> **WRITTEN INSTRUCTION**: Drop every picture, then transcribe the remaining data exactly.

> **PROVIDED MATERIAL**:

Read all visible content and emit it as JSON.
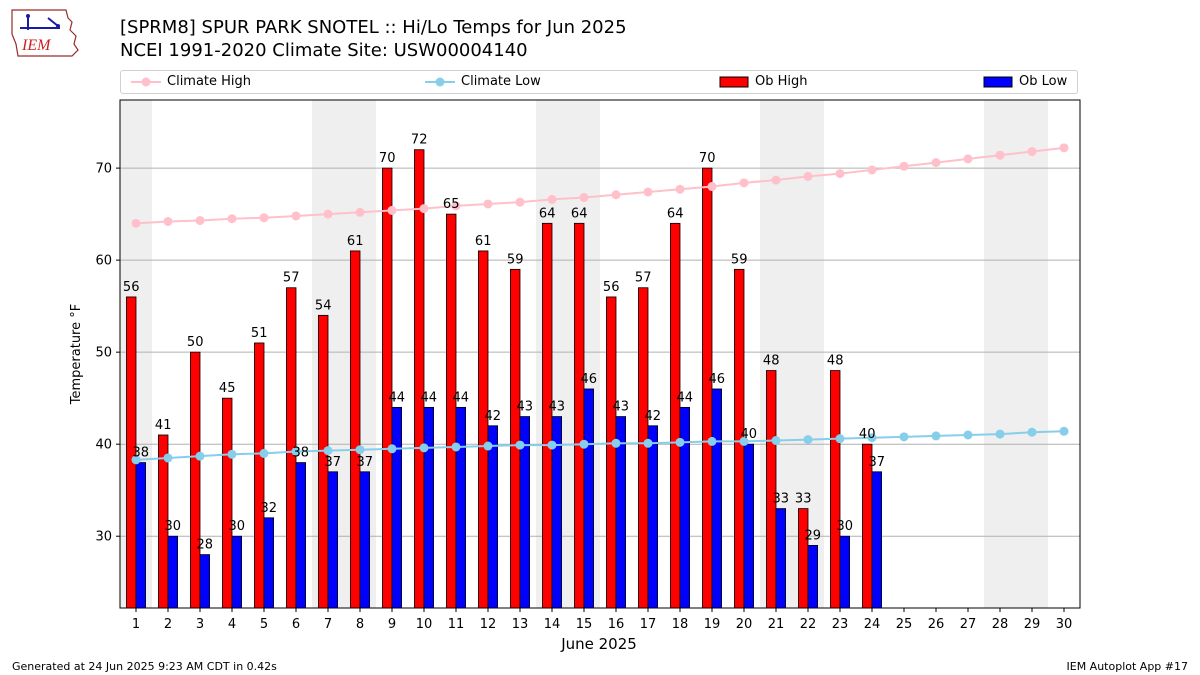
{
  "logo": {
    "text": "IEM"
  },
  "chart_data": {
    "type": "bar",
    "title": "[SPRM8] SPUR PARK SNOTEL :: Hi/Lo Temps for Jun 2025",
    "subtitle": "NCEI 1991-2020 Climate Site: USW00004140",
    "xlabel": "June 2025",
    "ylabel": "Temperature °F",
    "ylim": [
      22.2,
      77.4
    ],
    "yticks": [
      30,
      40,
      50,
      60,
      70
    ],
    "grid": true,
    "legend_position": "top",
    "categories": [
      "1",
      "2",
      "3",
      "4",
      "5",
      "6",
      "7",
      "8",
      "9",
      "10",
      "11",
      "12",
      "13",
      "14",
      "15",
      "16",
      "17",
      "18",
      "19",
      "20",
      "21",
      "22",
      "23",
      "24",
      "25",
      "26",
      "27",
      "28",
      "29",
      "30"
    ],
    "weekend_days": [
      1,
      7,
      8,
      14,
      15,
      21,
      22,
      28,
      29
    ],
    "series": [
      {
        "name": "Climate High",
        "type": "line",
        "color": "#ffc0cb",
        "values": [
          64.0,
          64.2,
          64.3,
          64.5,
          64.6,
          64.8,
          65.0,
          65.2,
          65.4,
          65.6,
          65.9,
          66.1,
          66.3,
          66.6,
          66.8,
          67.1,
          67.4,
          67.7,
          68.0,
          68.4,
          68.7,
          69.1,
          69.4,
          69.8,
          70.2,
          70.6,
          71.0,
          71.4,
          71.8,
          72.2
        ]
      },
      {
        "name": "Climate Low",
        "type": "line",
        "color": "#87ceeb",
        "values": [
          38.3,
          38.5,
          38.7,
          38.9,
          39.0,
          39.2,
          39.3,
          39.4,
          39.5,
          39.6,
          39.7,
          39.8,
          39.9,
          39.9,
          40.0,
          40.1,
          40.1,
          40.2,
          40.3,
          40.3,
          40.4,
          40.5,
          40.6,
          40.7,
          40.8,
          40.9,
          41.0,
          41.1,
          41.3,
          41.4
        ]
      },
      {
        "name": "Ob High",
        "type": "bar",
        "color": "#ff0000",
        "values": [
          56,
          41,
          50,
          45,
          51,
          57,
          54,
          61,
          70,
          72,
          65,
          61,
          59,
          64,
          64,
          56,
          57,
          64,
          70,
          59,
          48,
          33,
          48,
          40,
          null,
          null,
          null,
          null,
          null,
          null
        ]
      },
      {
        "name": "Ob Low",
        "type": "bar",
        "color": "#0000ff",
        "values": [
          38,
          30,
          28,
          30,
          32,
          38,
          37,
          37,
          44,
          44,
          44,
          42,
          43,
          43,
          46,
          43,
          42,
          44,
          46,
          40,
          33,
          29,
          30,
          37,
          null,
          null,
          null,
          null,
          null,
          null
        ]
      }
    ]
  },
  "footer": {
    "generated": "Generated at 24 Jun 2025 9:23 AM CDT in 0.42s",
    "app": "IEM Autoplot App #17"
  }
}
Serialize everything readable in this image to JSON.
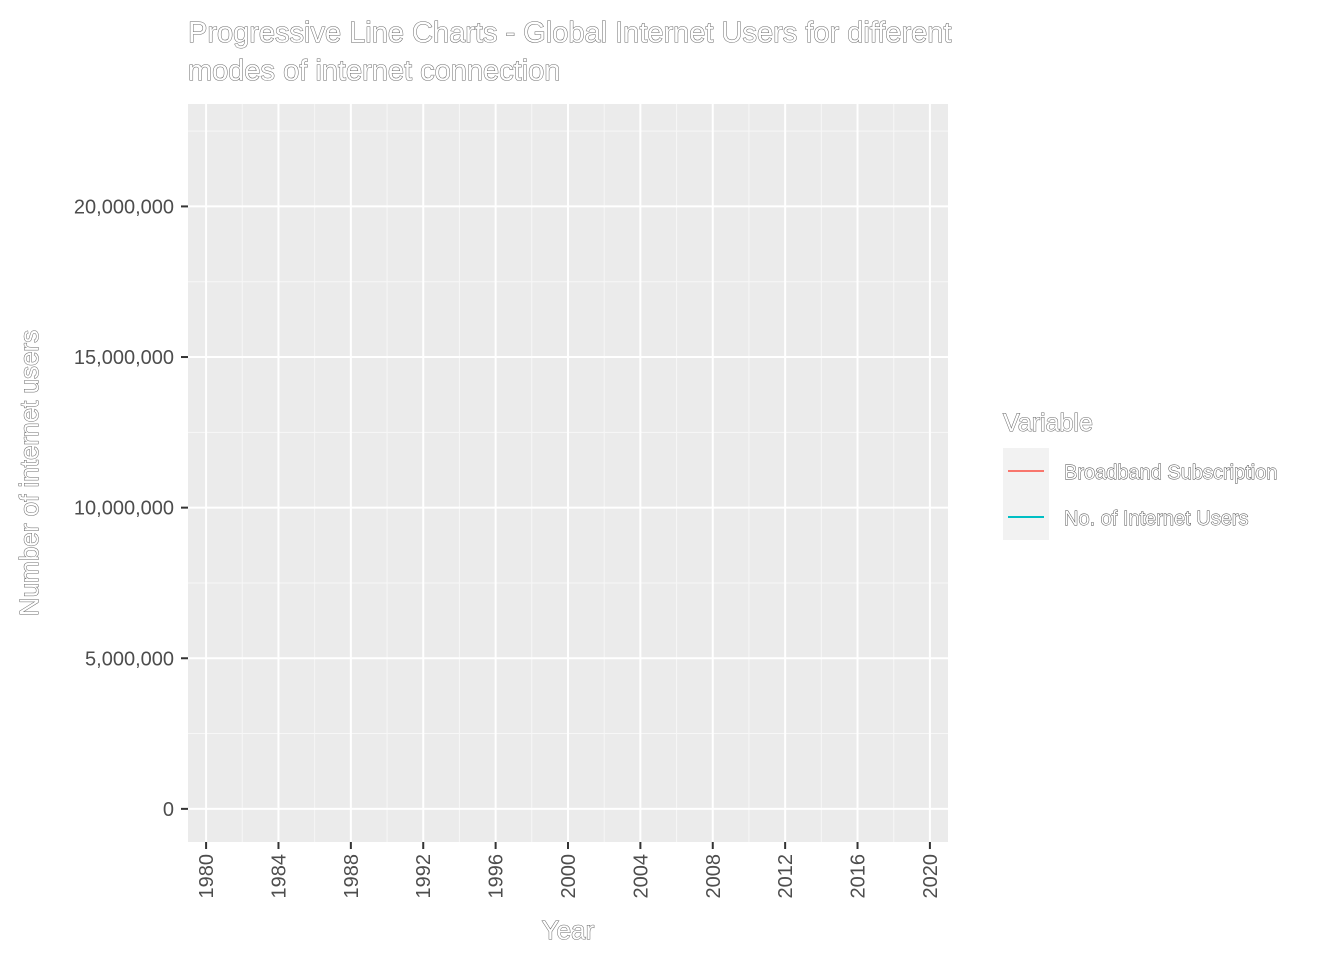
{
  "chart_data": {
    "type": "line",
    "title": "Progressive Line Charts - Global Internet Users for different modes of internet connection",
    "title_lines": [
      "Progressive Line Charts - Global Internet Users for different",
      "modes of internet connection"
    ],
    "xlabel": "Year",
    "ylabel": "Number of internet users",
    "x_ticks": [
      1980,
      1984,
      1988,
      1992,
      1996,
      2000,
      2004,
      2008,
      2012,
      2016,
      2020
    ],
    "y_ticks": [
      0,
      5000000,
      10000000,
      15000000,
      20000000
    ],
    "y_tick_labels": [
      "0",
      "5,000,000",
      "10,000,000",
      "15,000,000",
      "20,000,000"
    ],
    "xlim": [
      1979,
      2021
    ],
    "ylim": [
      -1100000,
      23400000
    ],
    "grid": true,
    "legend_position": "right",
    "legend_title": "Variable",
    "series": [
      {
        "name": "Broadband Subscription",
        "color": "#F8766D",
        "x": [],
        "values": []
      },
      {
        "name": "No. of Internet Users",
        "color": "#00BFC4",
        "x": [],
        "values": []
      }
    ],
    "colors": {
      "panel_background": "#EBEBEB",
      "grid_major": "#FFFFFF",
      "axis_text": "#4D4D4D",
      "legend_key_background": "#F2F2F2"
    }
  }
}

> **THE SOLUTION**:
Read all visible content and emit it as JSON.
{
  "logo": {
    "text": "IEM"
  },
  "chart_data": {
    "type": "bar",
    "title": "[SPRM8] SPUR PARK SNOTEL :: Hi/Lo Temps for Jun 2025",
    "subtitle": "NCEI 1991-2020 Climate Site: USW00004140",
    "xlabel": "June 2025",
    "ylabel": "Temperature °F",
    "ylim": [
      22.2,
      77.4
    ],
    "yticks": [
      30,
      40,
      50,
      60,
      70
    ],
    "grid": true,
    "legend_position": "top",
    "categories": [
      "1",
      "2",
      "3",
      "4",
      "5",
      "6",
      "7",
      "8",
      "9",
      "10",
      "11",
      "12",
      "13",
      "14",
      "15",
      "16",
      "17",
      "18",
      "19",
      "20",
      "21",
      "22",
      "23",
      "24",
      "25",
      "26",
      "27",
      "28",
      "29",
      "30"
    ],
    "weekend_days": [
      1,
      7,
      8,
      14,
      15,
      21,
      22,
      28,
      29
    ],
    "series": [
      {
        "name": "Climate High",
        "type": "line",
        "color": "#ffc0cb",
        "values": [
          64.0,
          64.2,
          64.3,
          64.5,
          64.6,
          64.8,
          65.0,
          65.2,
          65.4,
          65.6,
          65.9,
          66.1,
          66.3,
          66.6,
          66.8,
          67.1,
          67.4,
          67.7,
          68.0,
          68.4,
          68.7,
          69.1,
          69.4,
          69.8,
          70.2,
          70.6,
          71.0,
          71.4,
          71.8,
          72.2
        ]
      },
      {
        "name": "Climate Low",
        "type": "line",
        "color": "#87ceeb",
        "values": [
          38.3,
          38.5,
          38.7,
          38.9,
          39.0,
          39.2,
          39.3,
          39.4,
          39.5,
          39.6,
          39.7,
          39.8,
          39.9,
          39.9,
          40.0,
          40.1,
          40.1,
          40.2,
          40.3,
          40.3,
          40.4,
          40.5,
          40.6,
          40.7,
          40.8,
          40.9,
          41.0,
          41.1,
          41.3,
          41.4
        ]
      },
      {
        "name": "Ob High",
        "type": "bar",
        "color": "#ff0000",
        "values": [
          56,
          41,
          50,
          45,
          51,
          57,
          54,
          61,
          70,
          72,
          65,
          61,
          59,
          64,
          64,
          56,
          57,
          64,
          70,
          59,
          48,
          33,
          48,
          40,
          null,
          null,
          null,
          null,
          null,
          null
        ]
      },
      {
        "name": "Ob Low",
        "type": "bar",
        "color": "#0000ff",
        "values": [
          38,
          30,
          28,
          30,
          32,
          38,
          37,
          37,
          44,
          44,
          44,
          42,
          43,
          43,
          46,
          43,
          42,
          44,
          46,
          40,
          33,
          29,
          30,
          37,
          null,
          null,
          null,
          null,
          null,
          null
        ]
      }
    ]
  },
  "footer": {
    "generated": "Generated at 24 Jun 2025 9:23 AM CDT in 0.42s",
    "app": "IEM Autoplot App #17"
  }
}
Serialize everything readable in this image to JSON.
{
  "chart_data": {
    "type": "line",
    "title": "Progressive Line Charts - Global Internet Users for different modes of internet connection",
    "title_lines": [
      "Progressive Line Charts - Global Internet Users for different",
      "modes of internet connection"
    ],
    "xlabel": "Year",
    "ylabel": "Number of internet users",
    "x_ticks": [
      1980,
      1984,
      1988,
      1992,
      1996,
      2000,
      2004,
      2008,
      2012,
      2016,
      2020
    ],
    "y_ticks": [
      0,
      5000000,
      10000000,
      15000000,
      20000000
    ],
    "y_tick_labels": [
      "0",
      "5,000,000",
      "10,000,000",
      "15,000,000",
      "20,000,000"
    ],
    "xlim": [
      1979,
      2021
    ],
    "ylim": [
      -1100000,
      23400000
    ],
    "grid": true,
    "legend_position": "right",
    "legend_title": "Variable",
    "series": [
      {
        "name": "Broadband Subscription",
        "color": "#F8766D",
        "x": [],
        "values": []
      },
      {
        "name": "No. of Internet Users",
        "color": "#00BFC4",
        "x": [],
        "values": []
      }
    ],
    "colors": {
      "panel_background": "#EBEBEB",
      "grid_major": "#FFFFFF",
      "axis_text": "#4D4D4D",
      "legend_key_background": "#F2F2F2"
    }
  }
}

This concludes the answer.